GIVEN TASK :: Copy each line that holds "image".

ENTRIES SUPPLIED ::

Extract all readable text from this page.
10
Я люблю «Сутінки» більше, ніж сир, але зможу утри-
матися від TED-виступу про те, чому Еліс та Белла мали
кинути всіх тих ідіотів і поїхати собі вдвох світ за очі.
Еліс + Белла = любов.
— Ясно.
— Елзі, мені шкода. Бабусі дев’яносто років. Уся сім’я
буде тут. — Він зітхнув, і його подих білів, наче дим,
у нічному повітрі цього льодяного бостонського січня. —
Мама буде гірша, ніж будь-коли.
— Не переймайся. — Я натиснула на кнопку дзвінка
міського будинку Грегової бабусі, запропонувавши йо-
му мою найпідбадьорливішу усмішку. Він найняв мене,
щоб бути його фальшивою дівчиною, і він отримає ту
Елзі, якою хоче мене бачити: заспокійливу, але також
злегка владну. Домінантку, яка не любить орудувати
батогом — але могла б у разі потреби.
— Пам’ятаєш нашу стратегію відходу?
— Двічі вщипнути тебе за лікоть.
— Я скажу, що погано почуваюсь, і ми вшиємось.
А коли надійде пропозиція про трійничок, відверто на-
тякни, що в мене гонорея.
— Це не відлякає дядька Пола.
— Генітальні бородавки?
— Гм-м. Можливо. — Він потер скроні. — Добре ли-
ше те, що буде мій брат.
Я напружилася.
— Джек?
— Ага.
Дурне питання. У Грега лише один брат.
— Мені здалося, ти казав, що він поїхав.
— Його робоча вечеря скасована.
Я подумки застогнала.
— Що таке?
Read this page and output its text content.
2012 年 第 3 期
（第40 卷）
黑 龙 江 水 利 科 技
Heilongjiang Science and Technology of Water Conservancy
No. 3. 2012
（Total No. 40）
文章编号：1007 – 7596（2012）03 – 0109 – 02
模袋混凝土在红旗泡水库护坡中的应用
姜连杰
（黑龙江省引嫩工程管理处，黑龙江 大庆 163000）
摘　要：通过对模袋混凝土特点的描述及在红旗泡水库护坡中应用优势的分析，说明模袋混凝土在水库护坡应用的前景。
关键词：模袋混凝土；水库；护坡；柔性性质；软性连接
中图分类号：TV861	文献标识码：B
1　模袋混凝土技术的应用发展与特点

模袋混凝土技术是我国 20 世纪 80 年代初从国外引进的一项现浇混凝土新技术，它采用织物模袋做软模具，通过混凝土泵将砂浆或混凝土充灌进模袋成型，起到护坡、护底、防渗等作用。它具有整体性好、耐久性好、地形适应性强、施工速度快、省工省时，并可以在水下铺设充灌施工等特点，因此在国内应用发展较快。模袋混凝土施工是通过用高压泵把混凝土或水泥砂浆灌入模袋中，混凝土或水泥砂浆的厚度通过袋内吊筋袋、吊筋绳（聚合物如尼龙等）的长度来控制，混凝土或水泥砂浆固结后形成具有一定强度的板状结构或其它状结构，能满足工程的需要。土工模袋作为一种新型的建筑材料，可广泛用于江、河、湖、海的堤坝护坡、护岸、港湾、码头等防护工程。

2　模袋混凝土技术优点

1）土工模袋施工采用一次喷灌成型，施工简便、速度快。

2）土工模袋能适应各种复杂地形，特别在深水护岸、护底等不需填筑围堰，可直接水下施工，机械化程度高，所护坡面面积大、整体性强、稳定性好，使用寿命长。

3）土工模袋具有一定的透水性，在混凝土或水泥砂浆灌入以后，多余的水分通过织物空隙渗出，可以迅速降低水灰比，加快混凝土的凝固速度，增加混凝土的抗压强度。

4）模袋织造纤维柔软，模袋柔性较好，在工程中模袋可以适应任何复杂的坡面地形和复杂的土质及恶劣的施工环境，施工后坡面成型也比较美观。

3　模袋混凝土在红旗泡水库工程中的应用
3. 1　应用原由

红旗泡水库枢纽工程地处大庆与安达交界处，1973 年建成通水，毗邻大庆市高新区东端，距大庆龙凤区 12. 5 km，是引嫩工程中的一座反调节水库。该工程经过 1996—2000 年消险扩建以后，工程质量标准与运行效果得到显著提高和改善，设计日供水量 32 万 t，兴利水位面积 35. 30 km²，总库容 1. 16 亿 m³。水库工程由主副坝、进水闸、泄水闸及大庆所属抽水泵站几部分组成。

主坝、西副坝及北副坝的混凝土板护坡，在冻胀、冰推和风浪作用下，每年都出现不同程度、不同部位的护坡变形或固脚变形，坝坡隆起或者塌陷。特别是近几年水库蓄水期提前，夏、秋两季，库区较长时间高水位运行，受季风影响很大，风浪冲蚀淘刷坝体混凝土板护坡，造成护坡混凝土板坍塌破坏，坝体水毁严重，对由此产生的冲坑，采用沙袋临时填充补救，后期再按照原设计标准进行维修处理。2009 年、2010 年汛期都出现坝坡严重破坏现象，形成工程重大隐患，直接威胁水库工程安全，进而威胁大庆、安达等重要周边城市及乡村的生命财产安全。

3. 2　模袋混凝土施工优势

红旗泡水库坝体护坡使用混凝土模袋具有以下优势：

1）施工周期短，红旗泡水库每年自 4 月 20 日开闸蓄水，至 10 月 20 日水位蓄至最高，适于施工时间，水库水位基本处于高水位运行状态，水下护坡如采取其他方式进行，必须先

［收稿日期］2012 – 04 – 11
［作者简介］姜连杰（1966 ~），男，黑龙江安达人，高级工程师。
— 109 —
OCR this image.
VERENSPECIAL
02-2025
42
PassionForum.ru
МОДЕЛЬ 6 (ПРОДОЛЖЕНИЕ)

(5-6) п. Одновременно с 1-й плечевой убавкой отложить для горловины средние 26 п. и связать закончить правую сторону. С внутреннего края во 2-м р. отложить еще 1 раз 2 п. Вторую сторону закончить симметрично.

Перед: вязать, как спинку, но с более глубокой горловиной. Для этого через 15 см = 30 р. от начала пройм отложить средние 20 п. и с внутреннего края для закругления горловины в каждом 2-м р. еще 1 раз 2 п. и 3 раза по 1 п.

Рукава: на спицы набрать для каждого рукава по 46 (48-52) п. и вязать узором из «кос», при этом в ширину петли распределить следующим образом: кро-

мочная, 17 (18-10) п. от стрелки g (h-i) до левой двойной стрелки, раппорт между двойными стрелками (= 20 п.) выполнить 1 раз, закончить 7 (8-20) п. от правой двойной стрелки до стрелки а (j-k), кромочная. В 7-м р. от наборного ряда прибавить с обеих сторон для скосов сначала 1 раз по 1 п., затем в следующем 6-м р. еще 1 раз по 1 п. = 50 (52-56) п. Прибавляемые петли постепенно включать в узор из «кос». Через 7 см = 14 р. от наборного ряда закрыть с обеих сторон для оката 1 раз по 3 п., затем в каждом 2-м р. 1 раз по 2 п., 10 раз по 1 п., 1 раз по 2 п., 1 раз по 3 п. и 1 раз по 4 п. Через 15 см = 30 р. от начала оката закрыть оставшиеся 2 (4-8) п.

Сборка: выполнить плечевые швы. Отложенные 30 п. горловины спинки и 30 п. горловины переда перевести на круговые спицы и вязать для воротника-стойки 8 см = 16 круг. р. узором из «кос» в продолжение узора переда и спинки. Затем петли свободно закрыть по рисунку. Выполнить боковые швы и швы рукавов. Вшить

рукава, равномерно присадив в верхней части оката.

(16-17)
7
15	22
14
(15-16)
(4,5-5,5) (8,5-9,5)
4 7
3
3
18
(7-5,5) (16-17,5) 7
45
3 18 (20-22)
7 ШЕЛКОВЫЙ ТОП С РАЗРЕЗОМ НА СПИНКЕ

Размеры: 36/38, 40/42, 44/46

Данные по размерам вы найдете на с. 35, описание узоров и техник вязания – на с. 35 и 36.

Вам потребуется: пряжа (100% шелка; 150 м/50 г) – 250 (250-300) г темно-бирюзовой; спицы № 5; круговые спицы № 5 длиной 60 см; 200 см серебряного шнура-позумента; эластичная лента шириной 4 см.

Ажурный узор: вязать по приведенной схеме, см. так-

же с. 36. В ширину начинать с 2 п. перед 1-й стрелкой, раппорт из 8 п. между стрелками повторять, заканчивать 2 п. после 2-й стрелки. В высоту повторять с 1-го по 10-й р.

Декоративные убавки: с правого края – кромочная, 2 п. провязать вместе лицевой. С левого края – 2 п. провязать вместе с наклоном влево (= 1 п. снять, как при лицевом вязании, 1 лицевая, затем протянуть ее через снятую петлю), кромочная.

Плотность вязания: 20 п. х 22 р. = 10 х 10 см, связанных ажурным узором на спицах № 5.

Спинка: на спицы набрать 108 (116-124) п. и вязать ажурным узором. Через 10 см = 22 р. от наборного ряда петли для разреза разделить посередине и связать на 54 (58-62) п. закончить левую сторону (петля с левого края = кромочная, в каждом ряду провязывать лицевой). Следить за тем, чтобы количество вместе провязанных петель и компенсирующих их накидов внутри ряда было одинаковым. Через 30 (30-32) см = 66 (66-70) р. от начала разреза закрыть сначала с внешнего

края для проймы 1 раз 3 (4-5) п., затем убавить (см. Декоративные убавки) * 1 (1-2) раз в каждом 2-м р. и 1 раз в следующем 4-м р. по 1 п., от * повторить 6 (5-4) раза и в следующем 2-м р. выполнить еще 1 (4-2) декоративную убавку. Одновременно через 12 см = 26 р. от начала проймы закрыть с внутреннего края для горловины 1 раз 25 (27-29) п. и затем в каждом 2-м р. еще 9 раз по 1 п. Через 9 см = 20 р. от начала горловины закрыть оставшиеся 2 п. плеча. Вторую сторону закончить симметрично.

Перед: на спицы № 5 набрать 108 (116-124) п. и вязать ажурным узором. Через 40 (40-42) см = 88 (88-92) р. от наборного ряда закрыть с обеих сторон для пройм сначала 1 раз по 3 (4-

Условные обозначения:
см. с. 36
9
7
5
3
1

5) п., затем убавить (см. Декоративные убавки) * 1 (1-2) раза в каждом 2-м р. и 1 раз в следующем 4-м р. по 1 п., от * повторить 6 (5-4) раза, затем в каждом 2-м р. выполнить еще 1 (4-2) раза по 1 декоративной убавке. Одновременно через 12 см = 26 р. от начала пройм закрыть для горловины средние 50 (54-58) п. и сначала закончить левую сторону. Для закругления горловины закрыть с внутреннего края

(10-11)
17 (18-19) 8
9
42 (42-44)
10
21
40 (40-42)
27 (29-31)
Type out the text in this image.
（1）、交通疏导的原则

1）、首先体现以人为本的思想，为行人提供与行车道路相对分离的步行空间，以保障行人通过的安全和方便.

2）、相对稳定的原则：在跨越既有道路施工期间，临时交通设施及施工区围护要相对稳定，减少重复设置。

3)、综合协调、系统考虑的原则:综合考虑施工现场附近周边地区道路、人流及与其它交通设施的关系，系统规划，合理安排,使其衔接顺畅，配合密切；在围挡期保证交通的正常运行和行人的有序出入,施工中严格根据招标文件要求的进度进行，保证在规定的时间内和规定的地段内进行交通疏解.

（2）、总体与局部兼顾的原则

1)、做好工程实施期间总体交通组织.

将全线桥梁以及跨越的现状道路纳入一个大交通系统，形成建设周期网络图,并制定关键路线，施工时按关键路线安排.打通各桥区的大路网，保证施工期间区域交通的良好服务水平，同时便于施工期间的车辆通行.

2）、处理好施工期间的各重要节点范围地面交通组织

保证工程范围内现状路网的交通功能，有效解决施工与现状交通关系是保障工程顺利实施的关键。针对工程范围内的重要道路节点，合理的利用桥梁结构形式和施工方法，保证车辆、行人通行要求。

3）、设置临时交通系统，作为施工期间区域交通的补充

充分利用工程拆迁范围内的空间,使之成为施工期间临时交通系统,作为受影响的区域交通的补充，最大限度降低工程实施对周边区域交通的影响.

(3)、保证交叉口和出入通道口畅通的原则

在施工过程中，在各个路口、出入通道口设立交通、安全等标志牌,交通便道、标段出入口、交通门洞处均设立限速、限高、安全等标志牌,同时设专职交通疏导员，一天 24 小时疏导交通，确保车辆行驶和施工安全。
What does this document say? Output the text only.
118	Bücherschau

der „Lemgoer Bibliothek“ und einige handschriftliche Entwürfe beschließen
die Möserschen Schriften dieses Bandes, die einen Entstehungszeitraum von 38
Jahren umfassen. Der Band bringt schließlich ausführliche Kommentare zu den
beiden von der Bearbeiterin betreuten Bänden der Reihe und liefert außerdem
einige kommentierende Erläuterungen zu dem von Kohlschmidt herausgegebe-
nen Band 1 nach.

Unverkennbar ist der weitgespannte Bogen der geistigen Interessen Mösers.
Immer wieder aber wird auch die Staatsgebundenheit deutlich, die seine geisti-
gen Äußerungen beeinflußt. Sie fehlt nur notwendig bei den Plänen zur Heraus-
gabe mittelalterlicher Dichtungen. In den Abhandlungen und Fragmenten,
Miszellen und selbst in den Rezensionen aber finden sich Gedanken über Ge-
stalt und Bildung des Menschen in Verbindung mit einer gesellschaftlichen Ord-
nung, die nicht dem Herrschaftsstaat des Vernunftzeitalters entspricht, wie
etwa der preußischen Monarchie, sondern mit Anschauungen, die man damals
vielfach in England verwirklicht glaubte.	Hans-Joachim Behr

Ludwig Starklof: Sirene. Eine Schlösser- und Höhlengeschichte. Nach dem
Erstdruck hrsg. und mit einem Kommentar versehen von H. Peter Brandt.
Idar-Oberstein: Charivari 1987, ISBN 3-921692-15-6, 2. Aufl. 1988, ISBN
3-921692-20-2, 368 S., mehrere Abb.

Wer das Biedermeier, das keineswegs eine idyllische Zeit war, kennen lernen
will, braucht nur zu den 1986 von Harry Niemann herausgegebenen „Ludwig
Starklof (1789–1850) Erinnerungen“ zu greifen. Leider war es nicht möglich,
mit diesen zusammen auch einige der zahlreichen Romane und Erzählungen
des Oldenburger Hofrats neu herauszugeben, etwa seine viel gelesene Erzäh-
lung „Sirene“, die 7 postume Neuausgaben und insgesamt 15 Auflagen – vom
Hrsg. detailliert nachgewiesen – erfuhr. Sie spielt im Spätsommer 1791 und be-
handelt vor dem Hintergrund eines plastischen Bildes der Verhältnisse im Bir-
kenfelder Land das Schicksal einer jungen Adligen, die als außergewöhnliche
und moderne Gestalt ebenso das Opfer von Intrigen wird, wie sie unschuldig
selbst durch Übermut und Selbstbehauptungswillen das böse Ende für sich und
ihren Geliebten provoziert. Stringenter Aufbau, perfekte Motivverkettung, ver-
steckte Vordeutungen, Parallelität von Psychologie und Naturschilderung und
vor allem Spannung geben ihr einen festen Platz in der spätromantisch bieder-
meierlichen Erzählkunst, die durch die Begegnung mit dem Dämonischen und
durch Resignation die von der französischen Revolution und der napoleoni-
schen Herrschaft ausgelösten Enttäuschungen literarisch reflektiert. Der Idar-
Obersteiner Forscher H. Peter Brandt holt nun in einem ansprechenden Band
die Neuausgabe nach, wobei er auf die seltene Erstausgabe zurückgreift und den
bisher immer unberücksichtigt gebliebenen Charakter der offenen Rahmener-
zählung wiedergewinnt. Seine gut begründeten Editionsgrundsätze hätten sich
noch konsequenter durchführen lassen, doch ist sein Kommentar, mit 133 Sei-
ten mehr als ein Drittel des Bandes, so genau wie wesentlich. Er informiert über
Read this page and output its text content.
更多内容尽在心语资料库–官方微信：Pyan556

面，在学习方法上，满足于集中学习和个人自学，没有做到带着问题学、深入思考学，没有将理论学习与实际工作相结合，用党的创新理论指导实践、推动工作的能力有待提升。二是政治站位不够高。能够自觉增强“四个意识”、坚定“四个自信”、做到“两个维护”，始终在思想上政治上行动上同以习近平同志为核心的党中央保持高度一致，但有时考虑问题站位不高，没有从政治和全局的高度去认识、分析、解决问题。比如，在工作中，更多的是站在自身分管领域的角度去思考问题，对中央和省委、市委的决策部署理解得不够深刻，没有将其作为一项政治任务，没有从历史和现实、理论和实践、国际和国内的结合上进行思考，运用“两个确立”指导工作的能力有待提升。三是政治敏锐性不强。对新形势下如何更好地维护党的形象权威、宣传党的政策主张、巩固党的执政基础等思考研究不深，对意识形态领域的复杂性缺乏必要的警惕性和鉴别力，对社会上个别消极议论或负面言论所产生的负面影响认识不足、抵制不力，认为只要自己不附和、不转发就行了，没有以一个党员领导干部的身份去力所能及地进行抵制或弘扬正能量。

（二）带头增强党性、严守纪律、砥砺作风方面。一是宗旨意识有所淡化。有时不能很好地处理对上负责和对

RESULT OF THE TASK ::
OCR this image.
Type out the text in this image.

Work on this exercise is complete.